■ REQUIRED WORK
Look at the entries below and reproduce them exactly.

■ DATA
━━━━━━━━━━
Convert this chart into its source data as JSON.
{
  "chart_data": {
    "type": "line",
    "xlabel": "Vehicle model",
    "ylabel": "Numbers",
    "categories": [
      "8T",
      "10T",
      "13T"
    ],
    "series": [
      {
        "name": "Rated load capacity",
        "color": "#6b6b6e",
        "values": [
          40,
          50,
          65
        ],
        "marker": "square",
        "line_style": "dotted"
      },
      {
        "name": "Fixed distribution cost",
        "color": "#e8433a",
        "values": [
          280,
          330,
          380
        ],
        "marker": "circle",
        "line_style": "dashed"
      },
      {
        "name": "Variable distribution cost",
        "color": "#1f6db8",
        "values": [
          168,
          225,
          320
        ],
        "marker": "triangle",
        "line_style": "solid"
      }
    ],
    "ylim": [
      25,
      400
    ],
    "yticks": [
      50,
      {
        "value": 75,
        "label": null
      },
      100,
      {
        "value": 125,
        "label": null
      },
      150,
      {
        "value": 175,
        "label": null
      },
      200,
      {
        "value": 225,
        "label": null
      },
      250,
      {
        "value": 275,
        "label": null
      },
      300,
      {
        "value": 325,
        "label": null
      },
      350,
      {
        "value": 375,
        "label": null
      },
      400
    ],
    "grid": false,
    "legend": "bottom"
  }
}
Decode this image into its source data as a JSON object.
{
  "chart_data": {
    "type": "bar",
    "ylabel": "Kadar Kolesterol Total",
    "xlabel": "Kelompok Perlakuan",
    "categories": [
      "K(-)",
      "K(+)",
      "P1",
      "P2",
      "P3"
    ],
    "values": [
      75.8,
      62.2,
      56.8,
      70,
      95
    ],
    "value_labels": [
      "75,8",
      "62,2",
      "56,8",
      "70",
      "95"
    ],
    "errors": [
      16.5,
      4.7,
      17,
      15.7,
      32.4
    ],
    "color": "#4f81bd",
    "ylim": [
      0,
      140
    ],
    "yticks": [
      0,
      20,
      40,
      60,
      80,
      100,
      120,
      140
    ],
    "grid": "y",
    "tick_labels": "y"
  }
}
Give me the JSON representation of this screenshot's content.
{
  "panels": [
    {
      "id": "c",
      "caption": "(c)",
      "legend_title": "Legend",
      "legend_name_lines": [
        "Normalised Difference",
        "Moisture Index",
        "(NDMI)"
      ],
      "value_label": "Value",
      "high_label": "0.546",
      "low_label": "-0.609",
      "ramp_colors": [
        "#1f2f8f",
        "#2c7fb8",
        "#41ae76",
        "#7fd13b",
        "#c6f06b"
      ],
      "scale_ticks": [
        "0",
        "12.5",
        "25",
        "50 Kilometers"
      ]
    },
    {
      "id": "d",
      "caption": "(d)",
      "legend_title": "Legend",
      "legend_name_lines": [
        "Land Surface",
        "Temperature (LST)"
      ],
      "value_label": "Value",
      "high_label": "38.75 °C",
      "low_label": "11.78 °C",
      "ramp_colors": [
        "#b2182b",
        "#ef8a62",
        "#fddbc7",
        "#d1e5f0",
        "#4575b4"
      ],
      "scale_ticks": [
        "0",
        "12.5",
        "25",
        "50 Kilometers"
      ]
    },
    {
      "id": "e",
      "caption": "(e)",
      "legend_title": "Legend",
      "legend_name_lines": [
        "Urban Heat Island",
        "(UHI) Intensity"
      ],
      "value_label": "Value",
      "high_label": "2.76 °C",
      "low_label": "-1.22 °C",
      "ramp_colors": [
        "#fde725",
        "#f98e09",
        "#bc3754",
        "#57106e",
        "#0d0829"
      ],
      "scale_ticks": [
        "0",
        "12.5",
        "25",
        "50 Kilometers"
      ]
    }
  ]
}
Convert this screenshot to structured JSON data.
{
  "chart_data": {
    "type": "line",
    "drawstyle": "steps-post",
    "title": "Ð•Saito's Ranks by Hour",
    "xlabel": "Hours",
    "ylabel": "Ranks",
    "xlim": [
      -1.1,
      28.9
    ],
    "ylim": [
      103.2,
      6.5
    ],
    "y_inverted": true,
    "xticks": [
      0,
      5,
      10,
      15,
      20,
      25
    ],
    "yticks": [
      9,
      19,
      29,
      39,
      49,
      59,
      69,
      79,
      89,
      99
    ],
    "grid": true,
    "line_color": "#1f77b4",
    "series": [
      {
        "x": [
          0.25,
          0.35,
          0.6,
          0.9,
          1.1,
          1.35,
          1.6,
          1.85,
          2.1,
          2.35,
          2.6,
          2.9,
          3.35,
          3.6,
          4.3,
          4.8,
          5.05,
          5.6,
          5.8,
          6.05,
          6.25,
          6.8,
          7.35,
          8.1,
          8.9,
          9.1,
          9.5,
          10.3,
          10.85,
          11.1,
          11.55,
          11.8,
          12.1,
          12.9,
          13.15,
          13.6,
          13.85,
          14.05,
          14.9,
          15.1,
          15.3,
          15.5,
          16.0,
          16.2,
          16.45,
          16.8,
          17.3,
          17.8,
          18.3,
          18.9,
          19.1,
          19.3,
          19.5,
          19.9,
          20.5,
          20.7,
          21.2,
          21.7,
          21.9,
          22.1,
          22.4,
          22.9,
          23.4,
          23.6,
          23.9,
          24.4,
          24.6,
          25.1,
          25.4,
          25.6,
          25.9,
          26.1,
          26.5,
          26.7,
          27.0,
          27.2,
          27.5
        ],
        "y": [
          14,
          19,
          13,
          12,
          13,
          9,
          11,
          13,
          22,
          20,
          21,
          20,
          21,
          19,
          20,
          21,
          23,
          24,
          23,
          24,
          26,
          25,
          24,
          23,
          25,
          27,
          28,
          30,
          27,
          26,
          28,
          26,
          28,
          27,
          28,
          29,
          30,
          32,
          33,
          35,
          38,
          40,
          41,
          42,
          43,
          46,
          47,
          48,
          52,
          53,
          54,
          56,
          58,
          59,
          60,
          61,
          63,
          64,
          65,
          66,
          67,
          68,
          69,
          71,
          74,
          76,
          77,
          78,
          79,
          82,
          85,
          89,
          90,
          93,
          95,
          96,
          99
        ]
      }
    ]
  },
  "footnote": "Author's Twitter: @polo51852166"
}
━━━━━━━━━━
■ RESPONSE TO THE TASK
Convert this chart into its source data as JSON.
{
  "chart_data": {
    "type": "line",
    "xlabel": "Vehicle model",
    "ylabel": "Numbers",
    "categories": [
      "8T",
      "10T",
      "13T"
    ],
    "series": [
      {
        "name": "Rated load capacity",
        "color": "#6b6b6e",
        "values": [
          40,
          50,
          65
        ],
        "marker": "square",
        "line_style": "dotted"
      },
      {
        "name": "Fixed distribution cost",
        "color": "#e8433a",
        "values": [
          280,
          330,
          380
        ],
        "marker": "circle",
        "line_style": "dashed"
      },
      {
        "name": "Variable distribution cost",
        "color": "#1f6db8",
        "values": [
          168,
          225,
          320
        ],
        "marker": "triangle",
        "line_style": "solid"
      }
    ],
    "ylim": [
      25,
      400
    ],
    "yticks": [
      50,
      {
        "value": 75,
        "label": null
      },
      100,
      {
        "value": 125,
        "label": null
      },
      150,
      {
        "value": 175,
        "label": null
      },
      200,
      {
        "value": 225,
        "label": null
      },
      250,
      {
        "value": 275,
        "label": null
      },
      300,
      {
        "value": 325,
        "label": null
      },
      350,
      {
        "value": 375,
        "label": null
      },
      400
    ],
    "grid": false,
    "legend": "bottom"
  }
}
Decode this image into its source data as a JSON object.
{
  "chart_data": {
    "type": "bar",
    "ylabel": "Kadar Kolesterol Total",
    "xlabel": "Kelompok Perlakuan",
    "categories": [
      "K(-)",
      "K(+)",
      "P1",
      "P2",
      "P3"
    ],
    "values": [
      75.8,
      62.2,
      56.8,
      70,
      95
    ],
    "value_labels": [
      "75,8",
      "62,2",
      "56,8",
      "70",
      "95"
    ],
    "errors": [
      16.5,
      4.7,
      17,
      15.7,
      32.4
    ],
    "color": "#4f81bd",
    "ylim": [
      0,
      140
    ],
    "yticks": [
      0,
      20,
      40,
      60,
      80,
      100,
      120,
      140
    ],
    "grid": "y",
    "tick_labels": "y"
  }
}
Give me the JSON representation of this screenshot's content.
{
  "panels": [
    {
      "id": "c",
      "caption": "(c)",
      "legend_title": "Legend",
      "legend_name_lines": [
        "Normalised Difference",
        "Moisture Index",
        "(NDMI)"
      ],
      "value_label": "Value",
      "high_label": "0.546",
      "low_label": "-0.609",
      "ramp_colors": [
        "#1f2f8f",
        "#2c7fb8",
        "#41ae76",
        "#7fd13b",
        "#c6f06b"
      ],
      "scale_ticks": [
        "0",
        "12.5",
        "25",
        "50 Kilometers"
      ]
    },
    {
      "id": "d",
      "caption": "(d)",
      "legend_title": "Legend",
      "legend_name_lines": [
        "Land Surface",
        "Temperature (LST)"
      ],
      "value_label": "Value",
      "high_label": "38.75 °C",
      "low_label": "11.78 °C",
      "ramp_colors": [
        "#b2182b",
        "#ef8a62",
        "#fddbc7",
        "#d1e5f0",
        "#4575b4"
      ],
      "scale_ticks": [
        "0",
        "12.5",
        "25",
        "50 Kilometers"
      ]
    },
    {
      "id": "e",
      "caption": "(e)",
      "legend_title": "Legend",
      "legend_name_lines": [
        "Urban Heat Island",
        "(UHI) Intensity"
      ],
      "value_label": "Value",
      "high_label": "2.76 °C",
      "low_label": "-1.22 °C",
      "ramp_colors": [
        "#fde725",
        "#f98e09",
        "#bc3754",
        "#57106e",
        "#0d0829"
      ],
      "scale_ticks": [
        "0",
        "12.5",
        "25",
        "50 Kilometers"
      ]
    }
  ]
}
Convert this screenshot to structured JSON data.
{
  "chart_data": {
    "type": "line",
    "drawstyle": "steps-post",
    "title": "Ð•Saito's Ranks by Hour",
    "xlabel": "Hours",
    "ylabel": "Ranks",
    "xlim": [
      -1.1,
      28.9
    ],
    "ylim": [
      103.2,
      6.5
    ],
    "y_inverted": true,
    "xticks": [
      0,
      5,
      10,
      15,
      20,
      25
    ],
    "yticks": [
      9,
      19,
      29,
      39,
      49,
      59,
      69,
      79,
      89,
      99
    ],
    "grid": true,
    "line_color": "#1f77b4",
    "series": [
      {
        "x": [
          0.25,
          0.35,
          0.6,
          0.9,
          1.1,
          1.35,
          1.6,
          1.85,
          2.1,
          2.35,
          2.6,
          2.9,
          3.35,
          3.6,
          4.3,
          4.8,
          5.05,
          5.6,
          5.8,
          6.05,
          6.25,
          6.8,
          7.35,
          8.1,
          8.9,
          9.1,
          9.5,
          10.3,
          10.85,
          11.1,
          11.55,
          11.8,
          12.1,
          12.9,
          13.15,
          13.6,
          13.85,
          14.05,
          14.9,
          15.1,
          15.3,
          15.5,
          16.0,
          16.2,
          16.45,
          16.8,
          17.3,
          17.8,
          18.3,
          18.9,
          19.1,
          19.3,
          19.5,
          19.9,
          20.5,
          20.7,
          21.2,
          21.7,
          21.9,
          22.1,
          22.4,
          22.9,
          23.4,
          23.6,
          23.9,
          24.4,
          24.6,
          25.1,
          25.4,
          25.6,
          25.9,
          26.1,
          26.5,
          26.7,
          27.0,
          27.2,
          27.5
        ],
        "y": [
          14,
          19,
          13,
          12,
          13,
          9,
          11,
          13,
          22,
          20,
          21,
          20,
          21,
          19,
          20,
          21,
          23,
          24,
          23,
          24,
          26,
          25,
          24,
          23,
          25,
          27,
          28,
          30,
          27,
          26,
          28,
          26,
          28,
          27,
          28,
          29,
          30,
          32,
          33,
          35,
          38,
          40,
          41,
          42,
          43,
          46,
          47,
          48,
          52,
          53,
          54,
          56,
          58,
          59,
          60,
          61,
          63,
          64,
          65,
          66,
          67,
          68,
          69,
          71,
          74,
          76,
          77,
          78,
          79,
          82,
          85,
          89,
          90,
          93,
          95,
          96,
          99
        ]
      }
    ]
  },
  "footnote": "Author's Twitter: @polo51852166"
}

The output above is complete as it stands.